What can realistically be done to improve safety on our trains and subways? In my view… not much. There are hundreds of miles of track, scores of stations and thousands of passengers to control. Consider some of the possibilities:

• ID checks before boarding? For what purpose… and of what deterrence value?

• Airport-style “secure zones” and screenings at stations? Can you imagine thousands of riders arriving 60 – 90 minutes before departure to queue for pat-downs twice each day? They’d abandon the trains and be back in their cars in a flash.

• A cop on every train? Be honest: do you really think a determined suicide bomber would stop at his grizzly task if he saw a cop on the train? And with a ten-car Metro-North train carrying more passengers than a 747, what good is a cop at the front of the train if something happens a quarter-mile behind him in the rear car.?

• Bomb-sniffing dogs on every train? Maybe. But we don’t have anywhere near enough trained canines to handle the hundreds of trains each day on Metro-North.

So what’s a commuter to do? In my view… rely on your own instincts. Be watchful of your surroundings, unattended bags and suspicious behavior. As they remind us: If you see something that doesn’t look right… say something.

Shortly after the Madrid bombings, I was on a Metro-North train headed into the city when a passenger came into my car, spoke softly with the conductor, and sat down. Two other passengers followed him, now speaking in more excited tones. They said there was a “dark skinned man” in the other car sweating profusely, looking at his watch, reading an Arabic newspaper and playing with something in his briefcase. The conductor radioed ahead and our train was stopped in the Bronx. MTA Police in body armor boarded and took the man off the train.

To my eye he looked like any other commuter. Sweating, perhaps because he’d run for the train. Looking at his watch, maybe because he was late for an appointment. Fumbling with something in his briefcase, trying to find his Blackberry. Reading a foreign newspaper, to catch up on the news in his native tongue. The gentleman looked Indian, not Arabic, but he offered no resistance when he climbed off the train. Inquiries later said he was not a suspect and just released.

Paranoia? Xenophobia? Or have our enemies really won and left us terrorized? I’m still riding the train and taking the subways. But I don’t linger in Grand Central, a perfect target for a suicide bomber.

In all honesty, the debacle over the Detroit jet bombing attempt convinces me that our government can do nothing prevent the inevitable… further terrorist attacks right here in the US.

» SHORT PROBLEM A: From the piece on train and subway safety, extract the passage starting with "What can realistically" and going on through "in a flash.", word for word.

» RECORDS SUPPLIED:
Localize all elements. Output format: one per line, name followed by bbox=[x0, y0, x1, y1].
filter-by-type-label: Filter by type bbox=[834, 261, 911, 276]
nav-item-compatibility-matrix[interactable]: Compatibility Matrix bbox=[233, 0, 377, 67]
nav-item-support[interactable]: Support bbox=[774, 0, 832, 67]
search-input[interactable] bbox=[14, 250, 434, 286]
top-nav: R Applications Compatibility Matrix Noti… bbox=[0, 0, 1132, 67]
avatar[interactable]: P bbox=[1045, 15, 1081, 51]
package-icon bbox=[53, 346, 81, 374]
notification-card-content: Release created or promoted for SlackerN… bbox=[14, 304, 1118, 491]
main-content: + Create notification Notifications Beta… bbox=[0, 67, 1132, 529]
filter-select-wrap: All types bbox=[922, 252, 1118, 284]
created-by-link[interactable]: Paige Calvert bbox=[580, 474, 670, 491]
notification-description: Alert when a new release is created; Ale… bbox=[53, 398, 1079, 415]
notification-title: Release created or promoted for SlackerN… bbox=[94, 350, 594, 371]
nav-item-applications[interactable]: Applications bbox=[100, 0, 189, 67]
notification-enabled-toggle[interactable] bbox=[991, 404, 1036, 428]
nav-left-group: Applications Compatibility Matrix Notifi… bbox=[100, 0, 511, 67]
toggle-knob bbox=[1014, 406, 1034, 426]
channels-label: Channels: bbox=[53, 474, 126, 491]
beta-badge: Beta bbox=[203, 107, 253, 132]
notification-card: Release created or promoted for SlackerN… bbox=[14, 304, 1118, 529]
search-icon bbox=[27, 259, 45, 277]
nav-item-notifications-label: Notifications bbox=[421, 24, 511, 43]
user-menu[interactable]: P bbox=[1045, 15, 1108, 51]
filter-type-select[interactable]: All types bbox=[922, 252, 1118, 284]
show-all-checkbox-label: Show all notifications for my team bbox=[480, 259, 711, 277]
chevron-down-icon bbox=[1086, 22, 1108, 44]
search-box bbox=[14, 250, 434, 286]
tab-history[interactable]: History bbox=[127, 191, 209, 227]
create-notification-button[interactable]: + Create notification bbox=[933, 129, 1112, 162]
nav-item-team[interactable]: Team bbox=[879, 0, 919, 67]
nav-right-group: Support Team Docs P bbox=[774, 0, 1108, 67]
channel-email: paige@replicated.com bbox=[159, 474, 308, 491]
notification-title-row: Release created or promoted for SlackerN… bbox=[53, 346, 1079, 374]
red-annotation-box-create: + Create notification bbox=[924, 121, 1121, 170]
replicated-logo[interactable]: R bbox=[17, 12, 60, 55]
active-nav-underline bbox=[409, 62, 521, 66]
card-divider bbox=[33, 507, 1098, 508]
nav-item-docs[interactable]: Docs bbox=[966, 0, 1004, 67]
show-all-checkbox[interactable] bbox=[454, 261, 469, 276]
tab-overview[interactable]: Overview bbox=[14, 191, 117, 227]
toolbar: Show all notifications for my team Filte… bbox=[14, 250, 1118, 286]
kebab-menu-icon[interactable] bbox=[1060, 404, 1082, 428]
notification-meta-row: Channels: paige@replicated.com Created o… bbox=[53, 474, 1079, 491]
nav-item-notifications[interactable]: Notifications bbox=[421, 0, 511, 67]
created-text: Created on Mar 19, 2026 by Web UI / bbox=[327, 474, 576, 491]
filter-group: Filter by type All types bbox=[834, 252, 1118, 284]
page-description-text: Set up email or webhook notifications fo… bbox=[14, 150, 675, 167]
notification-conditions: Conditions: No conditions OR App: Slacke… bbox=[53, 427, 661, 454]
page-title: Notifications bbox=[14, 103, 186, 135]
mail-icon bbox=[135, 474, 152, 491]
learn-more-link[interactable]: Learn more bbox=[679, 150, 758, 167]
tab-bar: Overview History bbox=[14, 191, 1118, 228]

» SHORT PROBLEM B: Copy the rows exactly, starting with their first line and going on through the line with "search-input[interactable] bbox=[14, 250, 434, 286]".

» COMPLETE OUTPUT A:
What can realistically be done to improve safety on our trains and subways? In my view… not much. There are hundreds of miles of track, scores of stations and thousands of passengers to control. Consider some of the possibilities:

• ID checks before boarding? For what purpose… and of what deterrence value?

• Airport-style “secure zones” and screenings at stations? Can you imagine thousands of riders arriving 60 – 90 minutes before departure to queue for pat-downs twice each day? They’d abandon the trains and be back in their cars in a flash.

» COMPLETE OUTPUT B:
Localize all elements. Output format: one per line, name followed by bbox=[x0, y0, x1, y1].
filter-by-type-label: Filter by type bbox=[834, 261, 911, 276]
nav-item-compatibility-matrix[interactable]: Compatibility Matrix bbox=[233, 0, 377, 67]
nav-item-support[interactable]: Support bbox=[774, 0, 832, 67]
search-input[interactable] bbox=[14, 250, 434, 286]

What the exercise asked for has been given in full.